-- begin --

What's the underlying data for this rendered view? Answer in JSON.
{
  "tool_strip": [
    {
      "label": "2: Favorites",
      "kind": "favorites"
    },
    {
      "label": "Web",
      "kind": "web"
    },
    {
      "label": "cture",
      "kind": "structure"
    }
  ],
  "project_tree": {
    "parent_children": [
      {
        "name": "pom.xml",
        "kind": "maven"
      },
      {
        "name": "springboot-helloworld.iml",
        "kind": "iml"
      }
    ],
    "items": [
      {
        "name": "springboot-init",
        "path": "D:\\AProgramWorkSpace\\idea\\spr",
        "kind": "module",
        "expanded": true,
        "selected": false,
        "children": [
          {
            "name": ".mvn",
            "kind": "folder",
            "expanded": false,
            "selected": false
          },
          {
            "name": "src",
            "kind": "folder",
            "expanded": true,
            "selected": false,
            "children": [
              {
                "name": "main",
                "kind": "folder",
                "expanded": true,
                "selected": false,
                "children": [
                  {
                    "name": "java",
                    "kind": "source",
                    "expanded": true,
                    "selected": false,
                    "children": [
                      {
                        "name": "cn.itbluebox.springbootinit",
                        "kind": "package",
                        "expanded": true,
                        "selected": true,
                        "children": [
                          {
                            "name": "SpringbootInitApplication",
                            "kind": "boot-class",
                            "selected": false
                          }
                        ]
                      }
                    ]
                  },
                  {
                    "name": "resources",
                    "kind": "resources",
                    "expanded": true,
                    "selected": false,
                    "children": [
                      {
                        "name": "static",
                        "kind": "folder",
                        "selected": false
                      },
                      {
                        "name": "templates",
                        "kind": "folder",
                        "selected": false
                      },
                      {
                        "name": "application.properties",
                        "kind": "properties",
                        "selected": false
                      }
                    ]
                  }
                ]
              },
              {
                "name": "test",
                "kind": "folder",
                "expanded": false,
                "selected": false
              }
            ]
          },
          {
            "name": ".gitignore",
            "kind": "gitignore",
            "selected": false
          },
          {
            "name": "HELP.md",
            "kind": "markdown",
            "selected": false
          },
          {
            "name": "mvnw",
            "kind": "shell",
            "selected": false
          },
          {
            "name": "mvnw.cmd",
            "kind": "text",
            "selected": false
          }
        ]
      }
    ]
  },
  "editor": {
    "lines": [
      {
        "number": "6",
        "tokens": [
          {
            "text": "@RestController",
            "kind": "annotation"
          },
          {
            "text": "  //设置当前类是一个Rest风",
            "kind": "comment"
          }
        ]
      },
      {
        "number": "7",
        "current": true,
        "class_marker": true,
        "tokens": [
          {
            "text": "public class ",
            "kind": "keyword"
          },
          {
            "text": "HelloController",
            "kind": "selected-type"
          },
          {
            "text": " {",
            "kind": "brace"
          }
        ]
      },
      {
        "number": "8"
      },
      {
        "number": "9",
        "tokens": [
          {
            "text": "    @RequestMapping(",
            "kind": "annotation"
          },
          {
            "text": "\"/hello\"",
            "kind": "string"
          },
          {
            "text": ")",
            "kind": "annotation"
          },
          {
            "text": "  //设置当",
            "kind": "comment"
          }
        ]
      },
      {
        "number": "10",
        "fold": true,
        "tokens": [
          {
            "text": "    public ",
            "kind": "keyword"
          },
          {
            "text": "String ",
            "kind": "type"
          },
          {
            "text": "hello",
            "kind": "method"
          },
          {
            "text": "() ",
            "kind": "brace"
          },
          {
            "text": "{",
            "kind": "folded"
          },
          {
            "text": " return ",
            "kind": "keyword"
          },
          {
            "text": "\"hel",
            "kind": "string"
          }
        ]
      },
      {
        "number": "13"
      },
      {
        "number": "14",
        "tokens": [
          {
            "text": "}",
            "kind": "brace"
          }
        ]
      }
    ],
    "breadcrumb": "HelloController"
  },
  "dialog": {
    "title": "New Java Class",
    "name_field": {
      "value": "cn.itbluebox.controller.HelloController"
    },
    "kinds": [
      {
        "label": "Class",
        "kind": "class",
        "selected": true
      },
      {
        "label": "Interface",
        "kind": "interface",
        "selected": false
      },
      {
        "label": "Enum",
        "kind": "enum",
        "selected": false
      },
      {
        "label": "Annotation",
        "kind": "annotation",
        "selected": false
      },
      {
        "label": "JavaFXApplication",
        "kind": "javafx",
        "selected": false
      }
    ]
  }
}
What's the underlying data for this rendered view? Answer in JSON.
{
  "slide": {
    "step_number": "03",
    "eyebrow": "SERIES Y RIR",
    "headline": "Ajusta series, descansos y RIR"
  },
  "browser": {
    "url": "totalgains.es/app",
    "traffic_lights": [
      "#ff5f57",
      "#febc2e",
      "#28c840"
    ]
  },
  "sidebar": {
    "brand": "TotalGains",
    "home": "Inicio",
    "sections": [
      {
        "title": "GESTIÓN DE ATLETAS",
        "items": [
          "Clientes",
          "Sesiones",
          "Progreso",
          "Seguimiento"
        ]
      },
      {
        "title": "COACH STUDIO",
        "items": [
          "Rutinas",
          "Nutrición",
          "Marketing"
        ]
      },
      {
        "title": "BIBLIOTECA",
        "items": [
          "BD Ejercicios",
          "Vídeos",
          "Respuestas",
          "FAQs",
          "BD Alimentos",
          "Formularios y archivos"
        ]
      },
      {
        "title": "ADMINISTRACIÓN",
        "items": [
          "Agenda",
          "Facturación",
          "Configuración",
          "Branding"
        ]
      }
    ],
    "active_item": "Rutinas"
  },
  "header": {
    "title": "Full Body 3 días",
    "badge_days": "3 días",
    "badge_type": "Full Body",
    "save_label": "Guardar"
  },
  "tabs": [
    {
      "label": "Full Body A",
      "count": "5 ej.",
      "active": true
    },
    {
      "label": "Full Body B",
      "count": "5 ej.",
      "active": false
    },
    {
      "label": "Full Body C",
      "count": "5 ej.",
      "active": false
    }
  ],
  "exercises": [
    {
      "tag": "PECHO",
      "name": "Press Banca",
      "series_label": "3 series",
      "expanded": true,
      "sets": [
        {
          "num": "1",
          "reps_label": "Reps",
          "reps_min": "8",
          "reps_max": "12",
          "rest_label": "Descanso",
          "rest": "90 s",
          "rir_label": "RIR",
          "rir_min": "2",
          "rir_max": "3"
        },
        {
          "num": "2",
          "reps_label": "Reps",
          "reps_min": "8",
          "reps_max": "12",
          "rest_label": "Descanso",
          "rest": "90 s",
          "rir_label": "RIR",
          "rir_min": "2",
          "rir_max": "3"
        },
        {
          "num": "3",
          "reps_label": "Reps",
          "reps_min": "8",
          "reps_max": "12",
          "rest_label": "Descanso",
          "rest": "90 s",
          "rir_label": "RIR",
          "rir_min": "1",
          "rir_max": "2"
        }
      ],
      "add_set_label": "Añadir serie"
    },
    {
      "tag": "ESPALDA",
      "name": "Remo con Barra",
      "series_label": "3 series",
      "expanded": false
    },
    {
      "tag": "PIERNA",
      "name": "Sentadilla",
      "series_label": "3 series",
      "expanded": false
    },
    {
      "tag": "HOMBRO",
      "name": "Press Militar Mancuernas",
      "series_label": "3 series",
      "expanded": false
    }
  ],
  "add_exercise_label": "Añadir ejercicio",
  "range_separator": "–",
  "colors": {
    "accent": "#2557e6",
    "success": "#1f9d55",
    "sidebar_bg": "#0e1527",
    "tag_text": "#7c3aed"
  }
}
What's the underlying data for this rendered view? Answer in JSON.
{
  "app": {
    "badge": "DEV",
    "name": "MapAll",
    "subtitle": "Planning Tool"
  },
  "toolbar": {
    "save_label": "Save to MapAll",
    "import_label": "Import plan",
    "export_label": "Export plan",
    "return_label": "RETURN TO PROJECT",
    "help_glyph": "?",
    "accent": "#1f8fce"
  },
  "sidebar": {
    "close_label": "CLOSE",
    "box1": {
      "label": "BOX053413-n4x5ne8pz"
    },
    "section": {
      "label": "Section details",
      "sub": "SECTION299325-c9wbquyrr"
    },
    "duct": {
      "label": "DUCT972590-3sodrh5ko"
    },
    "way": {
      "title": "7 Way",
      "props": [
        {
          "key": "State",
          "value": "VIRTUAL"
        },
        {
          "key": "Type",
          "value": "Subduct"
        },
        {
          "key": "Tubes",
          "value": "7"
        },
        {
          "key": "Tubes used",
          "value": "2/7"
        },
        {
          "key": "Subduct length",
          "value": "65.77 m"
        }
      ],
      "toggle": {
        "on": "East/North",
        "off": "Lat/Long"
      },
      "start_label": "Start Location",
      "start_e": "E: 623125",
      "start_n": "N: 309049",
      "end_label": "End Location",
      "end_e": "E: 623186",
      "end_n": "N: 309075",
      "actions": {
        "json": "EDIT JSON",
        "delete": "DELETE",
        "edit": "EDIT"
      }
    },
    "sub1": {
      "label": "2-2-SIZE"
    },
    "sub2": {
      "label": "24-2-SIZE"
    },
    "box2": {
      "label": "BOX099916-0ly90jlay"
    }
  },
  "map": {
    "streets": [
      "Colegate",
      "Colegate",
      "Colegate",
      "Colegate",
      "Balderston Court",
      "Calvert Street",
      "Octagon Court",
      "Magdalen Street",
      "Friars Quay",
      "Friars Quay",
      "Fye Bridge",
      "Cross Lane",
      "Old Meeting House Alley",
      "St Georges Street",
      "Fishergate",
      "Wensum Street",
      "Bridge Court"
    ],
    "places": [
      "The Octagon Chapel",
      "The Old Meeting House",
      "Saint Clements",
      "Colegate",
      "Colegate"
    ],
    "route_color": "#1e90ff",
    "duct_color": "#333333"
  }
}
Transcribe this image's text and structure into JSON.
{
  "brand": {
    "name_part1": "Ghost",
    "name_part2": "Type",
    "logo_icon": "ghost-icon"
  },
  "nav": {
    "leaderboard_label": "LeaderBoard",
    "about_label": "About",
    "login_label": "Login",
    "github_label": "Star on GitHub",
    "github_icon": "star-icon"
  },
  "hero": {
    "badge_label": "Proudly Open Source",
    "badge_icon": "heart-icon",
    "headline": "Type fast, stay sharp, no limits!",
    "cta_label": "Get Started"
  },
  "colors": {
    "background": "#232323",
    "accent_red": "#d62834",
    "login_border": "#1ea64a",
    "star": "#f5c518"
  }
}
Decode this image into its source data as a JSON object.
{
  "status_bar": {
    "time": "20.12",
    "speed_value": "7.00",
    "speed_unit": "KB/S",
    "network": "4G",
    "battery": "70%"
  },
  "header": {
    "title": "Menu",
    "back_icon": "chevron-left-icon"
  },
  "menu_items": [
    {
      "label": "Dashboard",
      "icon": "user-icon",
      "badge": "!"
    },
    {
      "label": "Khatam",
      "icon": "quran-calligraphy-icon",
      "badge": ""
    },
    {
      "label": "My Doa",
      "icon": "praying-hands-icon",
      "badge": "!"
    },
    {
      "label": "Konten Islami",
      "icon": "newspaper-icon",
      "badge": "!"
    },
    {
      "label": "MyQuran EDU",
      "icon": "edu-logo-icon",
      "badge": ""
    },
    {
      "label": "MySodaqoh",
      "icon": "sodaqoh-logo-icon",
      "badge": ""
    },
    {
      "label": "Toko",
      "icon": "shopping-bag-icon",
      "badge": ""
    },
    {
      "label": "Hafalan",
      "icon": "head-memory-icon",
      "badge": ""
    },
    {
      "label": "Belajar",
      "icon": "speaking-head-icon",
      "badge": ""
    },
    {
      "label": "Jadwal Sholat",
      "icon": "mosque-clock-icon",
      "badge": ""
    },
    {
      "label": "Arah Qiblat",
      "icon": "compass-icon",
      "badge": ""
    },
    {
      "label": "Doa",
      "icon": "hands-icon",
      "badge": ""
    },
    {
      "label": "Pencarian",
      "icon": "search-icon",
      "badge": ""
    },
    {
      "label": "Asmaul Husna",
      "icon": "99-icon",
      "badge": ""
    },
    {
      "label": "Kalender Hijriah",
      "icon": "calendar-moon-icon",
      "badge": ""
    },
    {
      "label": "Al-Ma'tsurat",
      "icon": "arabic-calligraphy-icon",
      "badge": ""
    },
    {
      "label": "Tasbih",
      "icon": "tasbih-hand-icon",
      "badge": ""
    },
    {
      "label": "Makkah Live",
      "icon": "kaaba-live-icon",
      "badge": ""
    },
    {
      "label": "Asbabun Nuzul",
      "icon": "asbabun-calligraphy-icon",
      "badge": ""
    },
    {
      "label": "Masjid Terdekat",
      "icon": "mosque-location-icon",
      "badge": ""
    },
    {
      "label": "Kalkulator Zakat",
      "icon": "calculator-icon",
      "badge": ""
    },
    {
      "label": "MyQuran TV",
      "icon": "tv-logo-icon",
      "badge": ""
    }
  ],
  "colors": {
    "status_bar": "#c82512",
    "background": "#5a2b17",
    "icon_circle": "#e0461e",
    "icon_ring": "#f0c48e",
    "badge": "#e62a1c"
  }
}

-- end --

* WHAT YOU HAVE TO DO:
From the data, collect all lines where the string "mosque" appears.

* THE COMPLETED TASK:
      "icon": "mosque-clock-icon",
      "icon": "mosque-location-icon",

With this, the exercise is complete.